Dataset excerpts:
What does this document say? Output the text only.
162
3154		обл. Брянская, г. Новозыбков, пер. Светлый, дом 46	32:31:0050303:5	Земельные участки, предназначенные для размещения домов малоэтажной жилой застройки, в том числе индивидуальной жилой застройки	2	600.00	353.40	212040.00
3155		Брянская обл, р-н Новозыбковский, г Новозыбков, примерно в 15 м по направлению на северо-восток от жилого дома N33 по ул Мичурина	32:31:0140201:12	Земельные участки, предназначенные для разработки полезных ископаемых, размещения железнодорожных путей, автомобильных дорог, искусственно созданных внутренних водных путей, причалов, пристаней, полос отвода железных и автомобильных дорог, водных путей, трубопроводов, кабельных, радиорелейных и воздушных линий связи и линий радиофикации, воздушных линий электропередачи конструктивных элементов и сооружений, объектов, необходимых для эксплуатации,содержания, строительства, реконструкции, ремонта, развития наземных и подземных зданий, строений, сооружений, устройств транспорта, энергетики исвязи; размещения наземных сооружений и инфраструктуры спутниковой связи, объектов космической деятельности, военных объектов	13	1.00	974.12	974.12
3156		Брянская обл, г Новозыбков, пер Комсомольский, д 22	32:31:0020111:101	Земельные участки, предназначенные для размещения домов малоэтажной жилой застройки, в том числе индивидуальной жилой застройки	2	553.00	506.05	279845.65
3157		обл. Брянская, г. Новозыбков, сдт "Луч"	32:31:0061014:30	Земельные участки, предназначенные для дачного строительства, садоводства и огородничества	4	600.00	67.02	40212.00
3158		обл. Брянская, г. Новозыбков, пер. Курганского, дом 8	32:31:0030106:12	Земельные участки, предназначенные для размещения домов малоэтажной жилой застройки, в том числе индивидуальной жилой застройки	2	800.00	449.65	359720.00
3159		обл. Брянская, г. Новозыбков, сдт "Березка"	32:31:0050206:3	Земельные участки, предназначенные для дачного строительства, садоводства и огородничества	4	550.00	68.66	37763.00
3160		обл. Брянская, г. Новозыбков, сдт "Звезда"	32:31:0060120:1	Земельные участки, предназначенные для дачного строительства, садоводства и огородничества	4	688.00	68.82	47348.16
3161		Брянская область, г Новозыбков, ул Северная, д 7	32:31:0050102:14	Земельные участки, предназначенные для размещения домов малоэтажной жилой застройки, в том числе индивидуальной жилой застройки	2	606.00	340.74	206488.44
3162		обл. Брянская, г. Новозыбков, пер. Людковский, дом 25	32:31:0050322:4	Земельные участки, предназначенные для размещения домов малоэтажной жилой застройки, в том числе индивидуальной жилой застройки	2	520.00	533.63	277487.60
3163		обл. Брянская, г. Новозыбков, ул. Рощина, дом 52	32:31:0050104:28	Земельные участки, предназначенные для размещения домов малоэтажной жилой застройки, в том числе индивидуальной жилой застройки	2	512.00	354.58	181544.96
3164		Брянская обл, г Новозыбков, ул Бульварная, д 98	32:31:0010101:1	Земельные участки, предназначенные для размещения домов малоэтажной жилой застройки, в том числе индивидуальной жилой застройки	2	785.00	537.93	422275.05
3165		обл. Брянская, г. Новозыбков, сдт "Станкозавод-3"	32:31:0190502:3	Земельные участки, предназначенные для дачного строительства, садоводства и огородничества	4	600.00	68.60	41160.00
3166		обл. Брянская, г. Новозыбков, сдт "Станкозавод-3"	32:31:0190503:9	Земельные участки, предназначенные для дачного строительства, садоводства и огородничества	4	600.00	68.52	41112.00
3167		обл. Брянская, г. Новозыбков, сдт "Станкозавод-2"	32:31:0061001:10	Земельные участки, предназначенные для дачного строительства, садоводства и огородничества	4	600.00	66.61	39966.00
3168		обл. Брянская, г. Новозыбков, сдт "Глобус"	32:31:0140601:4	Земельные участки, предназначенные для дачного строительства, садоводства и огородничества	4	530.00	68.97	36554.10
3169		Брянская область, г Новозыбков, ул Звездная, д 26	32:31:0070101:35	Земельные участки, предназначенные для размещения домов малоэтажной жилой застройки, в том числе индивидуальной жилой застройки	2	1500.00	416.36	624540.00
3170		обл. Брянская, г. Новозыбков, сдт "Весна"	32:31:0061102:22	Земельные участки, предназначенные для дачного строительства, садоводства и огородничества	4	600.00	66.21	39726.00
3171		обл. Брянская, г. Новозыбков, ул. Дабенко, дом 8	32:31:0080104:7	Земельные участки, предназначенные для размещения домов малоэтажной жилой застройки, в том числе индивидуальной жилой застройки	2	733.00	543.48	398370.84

Stated task:
Repeat the entries shown above, every one, word for word.

Full answer:
What does this document say? Output the text only.
162
3154		обл. Брянская, г. Новозыбков, пер. Светлый, дом 46	32:31:0050303:5	Земельные участки, предназначенные для размещения домов малоэтажной жилой застройки, в том числе индивидуальной жилой застройки	2	600.00	353.40	212040.00
3155		Брянская обл, р-н Новозыбковский, г Новозыбков, примерно в 15 м по направлению на северо-восток от жилого дома N33 по ул Мичурина	32:31:0140201:12	Земельные участки, предназначенные для разработки полезных ископаемых, размещения железнодорожных путей, автомобильных дорог, искусственно созданных внутренних водных путей, причалов, пристаней, полос отвода железных и автомобильных дорог, водных путей, трубопроводов, кабельных, радиорелейных и воздушных линий связи и линий радиофикации, воздушных линий электропередачи конструктивных элементов и сооружений, объектов, необходимых для эксплуатации,содержания, строительства, реконструкции, ремонта, развития наземных и подземных зданий, строений, сооружений, устройств транспорта, энергетики исвязи; размещения наземных сооружений и инфраструктуры спутниковой связи, объектов космической деятельности, военных объектов	13	1.00	974.12	974.12
3156		Брянская обл, г Новозыбков, пер Комсомольский, д 22	32:31:0020111:101	Земельные участки, предназначенные для размещения домов малоэтажной жилой застройки, в том числе индивидуальной жилой застройки	2	553.00	506.05	279845.65
3157		обл. Брянская, г. Новозыбков, сдт "Луч"	32:31:0061014:30	Земельные участки, предназначенные для дачного строительства, садоводства и огородничества	4	600.00	67.02	40212.00
3158		обл. Брянская, г. Новозыбков, пер. Курганского, дом 8	32:31:0030106:12	Земельные участки, предназначенные для размещения домов малоэтажной жилой застройки, в том числе индивидуальной жилой застройки	2	800.00	449.65	359720.00
3159		обл. Брянская, г. Новозыбков, сдт "Березка"	32:31:0050206:3	Земельные участки, предназначенные для дачного строительства, садоводства и огородничества	4	550.00	68.66	37763.00
3160		обл. Брянская, г. Новозыбков, сдт "Звезда"	32:31:0060120:1	Земельные участки, предназначенные для дачного строительства, садоводства и огородничества	4	688.00	68.82	47348.16
3161		Брянская область, г Новозыбков, ул Северная, д 7	32:31:0050102:14	Земельные участки, предназначенные для размещения домов малоэтажной жилой застройки, в том числе индивидуальной жилой застройки	2	606.00	340.74	206488.44
3162		обл. Брянская, г. Новозыбков, пер. Людковский, дом 25	32:31:0050322:4	Земельные участки, предназначенные для размещения домов малоэтажной жилой застройки, в том числе индивидуальной жилой застройки	2	520.00	533.63	277487.60
3163		обл. Брянская, г. Новозыбков, ул. Рощина, дом 52	32:31:0050104:28	Земельные участки, предназначенные для размещения домов малоэтажной жилой застройки, в том числе индивидуальной жилой застройки	2	512.00	354.58	181544.96
3164		Брянская обл, г Новозыбков, ул Бульварная, д 98	32:31:0010101:1	Земельные участки, предназначенные для размещения домов малоэтажной жилой застройки, в том числе индивидуальной жилой застройки	2	785.00	537.93	422275.05
3165		обл. Брянская, г. Новозыбков, сдт "Станкозавод-3"	32:31:0190502:3	Земельные участки, предназначенные для дачного строительства, садоводства и огородничества	4	600.00	68.60	41160.00
3166		обл. Брянская, г. Новозыбков, сдт "Станкозавод-3"	32:31:0190503:9	Земельные участки, предназначенные для дачного строительства, садоводства и огородничества	4	600.00	68.52	41112.00
3167		обл. Брянская, г. Новозыбков, сдт "Станкозавод-2"	32:31:0061001:10	Земельные участки, предназначенные для дачного строительства, садоводства и огородничества	4	600.00	66.61	39966.00
3168		обл. Брянская, г. Новозыбков, сдт "Глобус"	32:31:0140601:4	Земельные участки, предназначенные для дачного строительства, садоводства и огородничества	4	530.00	68.97	36554.10
3169		Брянская область, г Новозыбков, ул Звездная, д 26	32:31:0070101:35	Земельные участки, предназначенные для размещения домов малоэтажной жилой застройки, в том числе индивидуальной жилой застройки	2	1500.00	416.36	624540.00
3170		обл. Брянская, г. Новозыбков, сдт "Весна"	32:31:0061102:22	Земельные участки, предназначенные для дачного строительства, садоводства и огородничества	4	600.00	66.21	39726.00
3171		обл. Брянская, г. Новозыбков, ул. Дабенко, дом 8	32:31:0080104:7	Земельные участки, предназначенные для размещения домов малоэтажной жилой застройки, в том числе индивидуальной жилой застройки	2	733.00	543.48	398370.84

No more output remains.